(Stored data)
# # # #
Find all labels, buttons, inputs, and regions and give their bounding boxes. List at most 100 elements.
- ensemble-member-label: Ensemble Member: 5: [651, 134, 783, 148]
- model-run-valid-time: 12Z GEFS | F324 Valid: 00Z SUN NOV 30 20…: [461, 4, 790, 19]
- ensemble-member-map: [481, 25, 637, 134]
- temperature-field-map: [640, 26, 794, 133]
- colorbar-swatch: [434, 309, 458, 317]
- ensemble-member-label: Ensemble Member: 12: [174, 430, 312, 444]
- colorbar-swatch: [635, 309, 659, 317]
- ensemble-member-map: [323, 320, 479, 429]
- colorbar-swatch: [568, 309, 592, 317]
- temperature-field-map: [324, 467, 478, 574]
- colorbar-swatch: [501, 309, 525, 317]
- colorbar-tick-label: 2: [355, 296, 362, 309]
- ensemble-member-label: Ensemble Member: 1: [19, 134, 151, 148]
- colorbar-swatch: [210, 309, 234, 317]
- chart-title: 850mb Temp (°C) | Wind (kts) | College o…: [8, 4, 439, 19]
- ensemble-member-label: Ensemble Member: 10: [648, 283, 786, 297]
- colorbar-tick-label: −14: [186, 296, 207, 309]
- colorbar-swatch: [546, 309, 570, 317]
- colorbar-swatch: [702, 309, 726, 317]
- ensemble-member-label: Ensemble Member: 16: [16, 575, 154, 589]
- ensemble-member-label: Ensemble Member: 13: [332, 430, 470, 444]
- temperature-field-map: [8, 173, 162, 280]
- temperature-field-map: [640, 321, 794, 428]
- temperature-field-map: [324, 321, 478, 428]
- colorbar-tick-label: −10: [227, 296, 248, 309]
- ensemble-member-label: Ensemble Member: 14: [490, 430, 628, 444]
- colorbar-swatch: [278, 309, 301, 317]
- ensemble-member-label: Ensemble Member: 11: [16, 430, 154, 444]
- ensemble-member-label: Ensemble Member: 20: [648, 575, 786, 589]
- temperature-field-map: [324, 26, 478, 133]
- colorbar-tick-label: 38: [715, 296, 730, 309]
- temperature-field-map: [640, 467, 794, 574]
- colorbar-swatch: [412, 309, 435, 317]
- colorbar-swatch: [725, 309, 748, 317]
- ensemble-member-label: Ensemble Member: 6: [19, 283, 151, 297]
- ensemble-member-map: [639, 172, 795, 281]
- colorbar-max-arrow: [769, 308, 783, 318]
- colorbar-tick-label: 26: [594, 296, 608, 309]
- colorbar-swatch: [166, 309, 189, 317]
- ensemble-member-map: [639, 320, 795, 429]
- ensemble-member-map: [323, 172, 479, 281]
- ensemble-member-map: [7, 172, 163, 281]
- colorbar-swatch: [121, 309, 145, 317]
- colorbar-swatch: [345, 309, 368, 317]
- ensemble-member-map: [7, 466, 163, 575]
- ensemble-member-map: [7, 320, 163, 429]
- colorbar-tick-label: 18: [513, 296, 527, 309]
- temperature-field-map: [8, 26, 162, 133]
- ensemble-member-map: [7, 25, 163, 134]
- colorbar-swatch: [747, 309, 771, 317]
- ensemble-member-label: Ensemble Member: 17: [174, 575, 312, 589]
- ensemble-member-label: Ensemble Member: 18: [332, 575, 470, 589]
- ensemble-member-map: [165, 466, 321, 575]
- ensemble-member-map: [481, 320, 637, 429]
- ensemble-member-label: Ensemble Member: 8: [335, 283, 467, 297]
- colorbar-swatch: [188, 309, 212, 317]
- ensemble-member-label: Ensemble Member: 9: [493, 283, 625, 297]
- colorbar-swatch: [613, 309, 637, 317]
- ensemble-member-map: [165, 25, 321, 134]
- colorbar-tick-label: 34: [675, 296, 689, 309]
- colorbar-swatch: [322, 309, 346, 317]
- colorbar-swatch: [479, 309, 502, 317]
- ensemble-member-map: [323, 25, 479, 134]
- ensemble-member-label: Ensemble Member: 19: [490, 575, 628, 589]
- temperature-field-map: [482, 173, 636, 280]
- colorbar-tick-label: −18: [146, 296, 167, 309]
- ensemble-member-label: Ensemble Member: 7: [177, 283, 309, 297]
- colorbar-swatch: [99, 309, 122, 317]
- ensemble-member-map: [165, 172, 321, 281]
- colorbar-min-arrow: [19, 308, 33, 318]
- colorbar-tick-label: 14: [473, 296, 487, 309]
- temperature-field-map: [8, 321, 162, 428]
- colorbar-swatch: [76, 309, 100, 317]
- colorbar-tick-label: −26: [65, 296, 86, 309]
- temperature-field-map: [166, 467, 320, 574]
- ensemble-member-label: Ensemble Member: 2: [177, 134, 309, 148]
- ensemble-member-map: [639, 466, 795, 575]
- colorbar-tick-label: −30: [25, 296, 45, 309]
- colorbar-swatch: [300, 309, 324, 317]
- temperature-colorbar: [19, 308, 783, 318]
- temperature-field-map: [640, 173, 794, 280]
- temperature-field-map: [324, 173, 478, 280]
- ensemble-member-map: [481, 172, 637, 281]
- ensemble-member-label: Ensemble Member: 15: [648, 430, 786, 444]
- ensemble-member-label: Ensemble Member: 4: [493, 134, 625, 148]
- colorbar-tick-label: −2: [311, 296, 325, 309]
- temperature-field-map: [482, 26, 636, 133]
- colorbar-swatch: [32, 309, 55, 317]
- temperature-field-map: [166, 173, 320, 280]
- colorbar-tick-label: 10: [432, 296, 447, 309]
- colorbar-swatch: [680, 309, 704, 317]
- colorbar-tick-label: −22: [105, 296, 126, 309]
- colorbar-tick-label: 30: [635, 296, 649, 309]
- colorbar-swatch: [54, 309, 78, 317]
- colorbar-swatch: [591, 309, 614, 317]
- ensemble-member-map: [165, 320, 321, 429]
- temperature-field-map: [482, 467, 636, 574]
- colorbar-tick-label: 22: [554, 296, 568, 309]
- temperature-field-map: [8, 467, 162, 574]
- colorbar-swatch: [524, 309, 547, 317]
# # # #
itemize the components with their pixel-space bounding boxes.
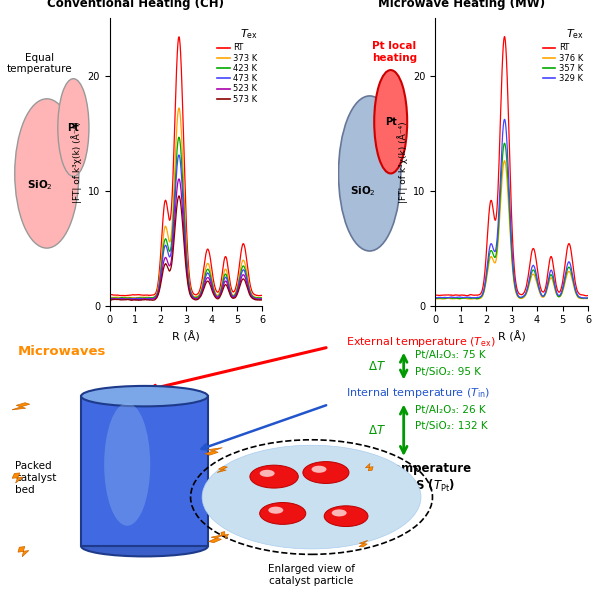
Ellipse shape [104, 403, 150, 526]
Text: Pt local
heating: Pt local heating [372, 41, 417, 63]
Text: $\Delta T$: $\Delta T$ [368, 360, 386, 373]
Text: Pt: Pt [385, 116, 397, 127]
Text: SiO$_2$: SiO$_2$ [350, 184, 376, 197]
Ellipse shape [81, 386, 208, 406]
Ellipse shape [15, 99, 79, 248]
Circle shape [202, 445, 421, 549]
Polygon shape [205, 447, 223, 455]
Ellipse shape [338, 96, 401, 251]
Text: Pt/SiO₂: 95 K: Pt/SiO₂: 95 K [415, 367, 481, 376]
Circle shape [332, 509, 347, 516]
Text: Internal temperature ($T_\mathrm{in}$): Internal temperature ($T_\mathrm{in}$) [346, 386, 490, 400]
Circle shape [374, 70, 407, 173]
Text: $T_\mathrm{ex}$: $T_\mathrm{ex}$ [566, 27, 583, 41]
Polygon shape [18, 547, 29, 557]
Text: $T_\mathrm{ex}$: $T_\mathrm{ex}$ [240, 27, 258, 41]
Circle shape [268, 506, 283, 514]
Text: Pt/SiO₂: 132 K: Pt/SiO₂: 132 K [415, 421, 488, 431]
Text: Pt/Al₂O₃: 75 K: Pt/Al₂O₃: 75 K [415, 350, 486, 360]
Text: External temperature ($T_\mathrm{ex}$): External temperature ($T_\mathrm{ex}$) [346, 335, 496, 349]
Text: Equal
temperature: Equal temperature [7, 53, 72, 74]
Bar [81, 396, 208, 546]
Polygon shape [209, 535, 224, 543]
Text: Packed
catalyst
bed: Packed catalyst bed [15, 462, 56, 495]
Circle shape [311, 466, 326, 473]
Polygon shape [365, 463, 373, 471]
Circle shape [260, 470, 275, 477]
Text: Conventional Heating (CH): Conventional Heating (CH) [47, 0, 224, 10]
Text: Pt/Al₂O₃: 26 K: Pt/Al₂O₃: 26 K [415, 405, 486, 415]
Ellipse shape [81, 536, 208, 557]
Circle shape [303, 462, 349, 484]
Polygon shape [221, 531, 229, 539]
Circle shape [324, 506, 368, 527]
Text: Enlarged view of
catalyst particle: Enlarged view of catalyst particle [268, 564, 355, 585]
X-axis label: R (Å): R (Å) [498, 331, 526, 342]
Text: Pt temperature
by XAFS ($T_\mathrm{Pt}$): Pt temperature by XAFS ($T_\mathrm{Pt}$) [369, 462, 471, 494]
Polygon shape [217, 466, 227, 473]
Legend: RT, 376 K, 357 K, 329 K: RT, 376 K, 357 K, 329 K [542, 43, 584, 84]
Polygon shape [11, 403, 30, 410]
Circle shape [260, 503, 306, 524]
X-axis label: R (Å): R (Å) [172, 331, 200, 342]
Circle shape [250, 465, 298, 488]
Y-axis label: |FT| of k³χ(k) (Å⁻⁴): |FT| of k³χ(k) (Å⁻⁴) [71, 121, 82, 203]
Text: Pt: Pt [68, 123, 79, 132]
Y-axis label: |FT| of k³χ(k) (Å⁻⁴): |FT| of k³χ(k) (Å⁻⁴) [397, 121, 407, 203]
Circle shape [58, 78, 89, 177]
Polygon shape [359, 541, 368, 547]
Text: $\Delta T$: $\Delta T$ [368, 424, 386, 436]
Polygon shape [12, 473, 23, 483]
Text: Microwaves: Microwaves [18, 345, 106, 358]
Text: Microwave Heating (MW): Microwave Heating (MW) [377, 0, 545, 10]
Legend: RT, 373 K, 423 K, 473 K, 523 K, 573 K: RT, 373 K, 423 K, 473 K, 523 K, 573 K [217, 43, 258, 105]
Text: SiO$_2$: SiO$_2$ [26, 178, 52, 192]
# # # #
-- SET PROBLEM --
Select each line in the records above that contains the string "axis".

-- ANSWER FOR THIS EXERCISE --
X-axis label: R (Å): R (Å) [498, 331, 526, 342]
X-axis label: R (Å): R (Å) [172, 331, 200, 342]
Y-axis label: |FT| of k³χ(k) (Å⁻⁴): |FT| of k³χ(k) (Å⁻⁴) [71, 121, 82, 203]
Y-axis label: |FT| of k³χ(k) (Å⁻⁴): |FT| of k³χ(k) (Å⁻⁴) [397, 121, 407, 203]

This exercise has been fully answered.